*** Naskah yang Disediakan ***
Opini  

Partai Politik dan Rentetan Problematika Indonesia

Oleh: Ulil Amri Imam

Anggota Law Fighter’s Community

__________________

DI dalam sistem demokrasi dan sistem ketatanegaraan Indonesia, partai politik mempunyai posisi dan peranan yang sangat penting dalam menjaga dan merawat keutuhan demokrasi, karena fungsi partai politik sebagai penyerap, penghimpun, dan penyalur aspirasi masyarakat, sekaligus menjadi penghubung antara pemerintah dan kepentingan warga Negara melalui kader-kader partai, yang terpilih dalam pemilihan umum.

Namun pada realitanya, kemunduran demokrasi (democratic regression) banyak disebabkan oleh partai politik itu sendiri, seperti yang terjadi dalam beberapa pekan yang lalu kita melihat fenomena dan kekacauan di Indonesia itu disebabkan oleh beberapa kader partai politik misalnya Ahmad Sahroni dan Nafa Urbach dari Partai NasDem, Eko Patrio dan Surya Utama atau yang dikenal Uya Kuya dari Partai Amanat Nasional. Oleh karena itu, jika kita melihat lebih jeli fenomena dan kekacauan di Indonesia akhi-akhir ini,  maka seharusnya kesalahan tidak hanya dilimpahkan kepada anggota dari partai politik, tetapi kesalahan juga perlu dialamatkan kepada partai politik itu sendiri, karena partai politik mengabaikan sistem kaderisasi dan memilih jalur instan dengan mengambil orang-orang yang memiliki popularitas seperti Partai Amanat Nasional (PAN) yang memajukan beberapa artis dalam pemilihan umum dan juga Partai Solidaritas Indonesia (PSI) yang menjadikan Kaesang Pangarep sebagai ketua umum tanpa dikaderisasi. Ini menunjukan bahwa partai politik tidak lagi menjadi penghubung antara kepentingan rakyat dan penguasa, tapi partai politik dijadikan kendaraan politik bagi sekelompok elit yang berkuasa atau berniat memuaskan nafsu birahi kekuasaannya sendiri. Menurut Jimly Asshiddiqie bahwa partai politik adalah organisasi yang bersifat oligarkis, karena partai politik yang seharusnya menyuarakan kepentingan rakyat, justru cenderung mengikuti kemauan ketua umum partai dan oligarki.
***
> **Ketentuan Tugas 1**
Kembalikan bagian naskah tentang partai politik di atas yang terletak antara "Oleh: Ulil Amri" dan "dalam pemilihan umum.", termasuk kedua batas tersebut.
> **Ketentuan Tugas 2**
Dalam naskah tentang partai politik di atas, siapa yang dijadikan ketua umum Partai Solidaritas Indonesia (PSI) tanpa melalui kaderisasi?
> **Ketentuan Tugas 3**
Terjemahkan kalimat berikut dari naskah tentang partai politik di atas ke dalam bahasa Inggris: "Menurut Jimly Asshiddiqie bahwa partai politik adalah organisasi yang bersifat oligarkis, karena partai politik yang seharusnya menyuarakan kepentingan rakyat, justru cenderung mengikuti kemauan ketua umum partai dan oligarki."
*** Daftar Data ***
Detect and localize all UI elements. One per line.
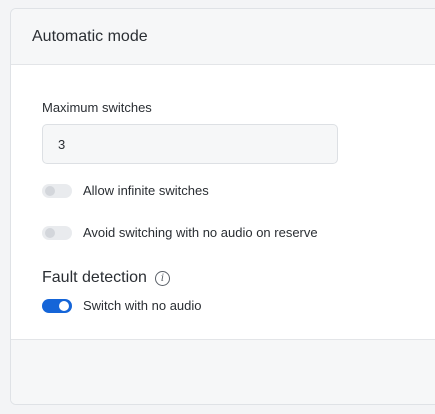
panel-title: Automatic mode xyxy=(32,27,148,45)
avoid-switching-row[interactable]: Avoid switching with no audio on reserve xyxy=(42,225,318,240)
switch-with-no-audio-row[interactable]: Switch with no audio xyxy=(42,298,202,313)
toggle-knob xyxy=(59,300,69,311)
panel-header: Automatic mode xyxy=(11,9,435,65)
fault-detection-heading: Fault detection i xyxy=(42,269,170,287)
avoid-switching-toggle[interactable] xyxy=(42,225,72,240)
avoid-switching-label: Avoid switching with no audio on reserve xyxy=(83,225,318,240)
toggle-knob xyxy=(45,227,55,238)
max-switches-input[interactable]: 3 xyxy=(42,124,338,164)
max-switches-value: 3 xyxy=(58,136,66,152)
allow-infinite-switches-row[interactable]: Allow infinite switches xyxy=(42,183,209,198)
max-switches-label: Maximum switches xyxy=(42,100,152,115)
automatic-mode-panel: Automatic mode Maximum switches 3 Allow … xyxy=(10,8,435,405)
switch-with-no-audio-label: Switch with no audio xyxy=(83,298,202,313)
toggle-knob xyxy=(45,185,55,196)
allow-infinite-switches-label: Allow infinite switches xyxy=(83,183,209,198)
fault-detection-title: Fault detection xyxy=(42,269,147,286)
panel-footer xyxy=(11,339,435,404)
switch-with-no-audio-toggle[interactable] xyxy=(42,298,72,313)
allow-infinite-switches-toggle[interactable] xyxy=(42,183,72,198)
info-icon[interactable]: i xyxy=(154,270,170,286)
***
> **Uraian Penyelesaian 1**
Oleh: Ulil Amri Imam

Anggota Law Fighter’s Community

__________________

DI dalam sistem demokrasi dan sistem ketatanegaraan Indonesia, partai politik mempunyai posisi dan peranan yang sangat penting dalam menjaga dan merawat keutuhan demokrasi, karena fungsi partai politik sebagai penyerap, penghimpun, dan penyalur aspirasi masyarakat, sekaligus menjadi penghubung antara pemerintah dan kepentingan warga Negara melalui kader-kader partai, yang terpilih dalam pemilihan umum.

> **Uraian Penyelesaian 2**
Kaesang Pangarep.

> **Uraian Penyelesaian 3**
According to Jimly Asshiddiqie, political parties are oligarchic organizations, because political parties, which ought to voice the interests of the people, instead tend to follow the will of the party chair and the oligarchy.